Short exercise
Rewrite every row from the first one down to the line containing "241, 869, 311]", replacing each "option-text" with "choice-text" and leaving everything else unchanged.

Dataset content
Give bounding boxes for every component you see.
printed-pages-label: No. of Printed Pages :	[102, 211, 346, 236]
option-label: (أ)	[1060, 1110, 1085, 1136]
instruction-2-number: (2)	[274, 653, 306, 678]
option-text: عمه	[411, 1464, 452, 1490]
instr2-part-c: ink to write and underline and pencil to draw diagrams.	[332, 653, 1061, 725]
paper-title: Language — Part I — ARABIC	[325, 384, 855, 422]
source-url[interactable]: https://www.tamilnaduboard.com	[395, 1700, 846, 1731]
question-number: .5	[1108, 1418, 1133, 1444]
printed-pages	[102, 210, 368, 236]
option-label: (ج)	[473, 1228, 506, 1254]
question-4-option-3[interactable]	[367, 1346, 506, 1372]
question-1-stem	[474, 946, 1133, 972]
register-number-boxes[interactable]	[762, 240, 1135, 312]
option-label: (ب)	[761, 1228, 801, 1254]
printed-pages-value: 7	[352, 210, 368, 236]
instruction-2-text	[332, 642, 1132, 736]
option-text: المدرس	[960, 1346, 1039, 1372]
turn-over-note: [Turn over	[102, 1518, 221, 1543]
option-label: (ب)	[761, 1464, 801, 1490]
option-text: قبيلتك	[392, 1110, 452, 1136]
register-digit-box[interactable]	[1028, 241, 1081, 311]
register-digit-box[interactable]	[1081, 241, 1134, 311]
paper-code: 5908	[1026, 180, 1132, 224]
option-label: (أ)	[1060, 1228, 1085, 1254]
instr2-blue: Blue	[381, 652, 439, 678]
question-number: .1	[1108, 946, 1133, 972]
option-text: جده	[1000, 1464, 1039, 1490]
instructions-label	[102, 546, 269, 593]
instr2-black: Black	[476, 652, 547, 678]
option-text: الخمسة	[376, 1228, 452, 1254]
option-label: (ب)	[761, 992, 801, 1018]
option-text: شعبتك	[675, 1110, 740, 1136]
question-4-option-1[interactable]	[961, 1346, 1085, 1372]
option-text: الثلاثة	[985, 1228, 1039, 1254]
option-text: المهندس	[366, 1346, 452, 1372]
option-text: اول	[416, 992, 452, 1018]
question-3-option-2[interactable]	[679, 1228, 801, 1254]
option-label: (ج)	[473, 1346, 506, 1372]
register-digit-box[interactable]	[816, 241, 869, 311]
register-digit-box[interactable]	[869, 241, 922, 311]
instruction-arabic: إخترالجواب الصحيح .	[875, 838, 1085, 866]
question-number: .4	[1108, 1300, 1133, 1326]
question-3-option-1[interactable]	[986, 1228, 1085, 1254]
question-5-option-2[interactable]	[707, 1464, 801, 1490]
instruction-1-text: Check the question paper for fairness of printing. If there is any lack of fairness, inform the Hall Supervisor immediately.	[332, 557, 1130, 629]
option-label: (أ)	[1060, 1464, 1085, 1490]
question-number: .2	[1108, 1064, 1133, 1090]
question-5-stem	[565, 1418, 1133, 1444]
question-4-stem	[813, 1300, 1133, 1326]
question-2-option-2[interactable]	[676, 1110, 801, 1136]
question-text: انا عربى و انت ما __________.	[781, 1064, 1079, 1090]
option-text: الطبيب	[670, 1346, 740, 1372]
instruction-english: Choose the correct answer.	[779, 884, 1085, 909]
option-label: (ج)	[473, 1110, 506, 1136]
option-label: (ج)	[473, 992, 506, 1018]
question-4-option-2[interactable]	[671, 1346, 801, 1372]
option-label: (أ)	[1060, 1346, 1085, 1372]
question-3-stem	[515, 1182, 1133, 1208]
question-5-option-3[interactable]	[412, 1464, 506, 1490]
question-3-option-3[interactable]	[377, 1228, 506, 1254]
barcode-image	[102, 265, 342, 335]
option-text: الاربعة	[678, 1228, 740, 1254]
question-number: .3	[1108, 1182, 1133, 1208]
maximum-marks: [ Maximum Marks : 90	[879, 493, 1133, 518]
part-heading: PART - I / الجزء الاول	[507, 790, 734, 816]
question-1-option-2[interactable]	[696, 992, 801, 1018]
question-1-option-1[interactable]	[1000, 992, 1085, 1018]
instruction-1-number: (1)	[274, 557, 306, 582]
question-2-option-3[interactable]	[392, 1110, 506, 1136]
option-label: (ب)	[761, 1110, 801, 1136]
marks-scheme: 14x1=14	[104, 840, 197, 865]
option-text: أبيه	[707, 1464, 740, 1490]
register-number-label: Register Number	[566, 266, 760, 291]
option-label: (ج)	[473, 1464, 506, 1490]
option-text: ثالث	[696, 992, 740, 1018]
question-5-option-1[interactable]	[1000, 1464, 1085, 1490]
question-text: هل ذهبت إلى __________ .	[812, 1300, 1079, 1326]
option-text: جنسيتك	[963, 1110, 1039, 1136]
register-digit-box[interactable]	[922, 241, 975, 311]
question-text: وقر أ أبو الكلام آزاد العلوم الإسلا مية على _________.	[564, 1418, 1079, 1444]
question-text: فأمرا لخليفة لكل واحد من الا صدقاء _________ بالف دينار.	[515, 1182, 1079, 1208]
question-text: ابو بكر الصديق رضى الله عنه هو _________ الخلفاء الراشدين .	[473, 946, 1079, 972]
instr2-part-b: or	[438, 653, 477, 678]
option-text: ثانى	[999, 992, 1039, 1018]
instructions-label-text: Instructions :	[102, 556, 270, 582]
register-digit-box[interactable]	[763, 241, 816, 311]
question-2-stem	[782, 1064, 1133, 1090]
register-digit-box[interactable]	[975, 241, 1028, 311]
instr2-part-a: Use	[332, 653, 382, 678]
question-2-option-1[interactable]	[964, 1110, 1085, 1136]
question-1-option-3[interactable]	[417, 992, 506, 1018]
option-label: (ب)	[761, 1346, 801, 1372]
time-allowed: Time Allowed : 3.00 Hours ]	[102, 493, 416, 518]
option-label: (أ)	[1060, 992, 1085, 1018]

Written answer
Give bounding boxes for every component you see.
printed-pages-label: No. of Printed Pages :	[102, 211, 346, 236]
option-label: (أ)	[1060, 1110, 1085, 1136]
instruction-2-number: (2)	[274, 653, 306, 678]
choice-text: عمه	[411, 1464, 452, 1490]
instr2-part-c: ink to write and underline and pencil to draw diagrams.	[332, 653, 1061, 725]
paper-title: Language — Part I — ARABIC	[325, 384, 855, 422]
source-url[interactable]: https://www.tamilnaduboard.com	[395, 1700, 846, 1731]
question-number: .5	[1108, 1418, 1133, 1444]
printed-pages	[102, 210, 368, 236]
option-label: (ج)	[473, 1228, 506, 1254]
question-4-option-3[interactable]	[367, 1346, 506, 1372]
question-1-stem	[474, 946, 1133, 972]
register-number-boxes[interactable]	[762, 240, 1135, 312]
option-label: (ب)	[761, 1228, 801, 1254]
printed-pages-value: 7	[352, 210, 368, 236]
instruction-2-text	[332, 642, 1132, 736]
choice-text: المدرس	[960, 1346, 1039, 1372]
turn-over-note: [Turn over	[102, 1518, 221, 1543]
option-label: (ب)	[761, 1464, 801, 1490]
choice-text: قبيلتك	[392, 1110, 452, 1136]
register-digit-box[interactable]	[1028, 241, 1081, 311]
register-digit-box[interactable]	[1081, 241, 1134, 311]
paper-code: 5908	[1026, 180, 1132, 224]
option-label: (أ)	[1060, 1228, 1085, 1254]
instr2-blue: Blue	[381, 652, 439, 678]
question-number: .1	[1108, 946, 1133, 972]
choice-text: جده	[1000, 1464, 1039, 1490]
instructions-label	[102, 546, 269, 593]
instr2-black: Black	[476, 652, 547, 678]
choice-text: الخمسة	[376, 1228, 452, 1254]
option-label: (ب)	[761, 992, 801, 1018]
choice-text: شعبتك	[675, 1110, 740, 1136]
question-4-option-1[interactable]	[961, 1346, 1085, 1372]
choice-text: الثلاثة	[985, 1228, 1039, 1254]
choice-text: المهندس	[366, 1346, 452, 1372]
choice-text: اول	[416, 992, 452, 1018]
question-3-option-2[interactable]	[679, 1228, 801, 1254]
option-label: (ج)	[473, 1346, 506, 1372]
register-digit-box[interactable]	[816, 241, 869, 311]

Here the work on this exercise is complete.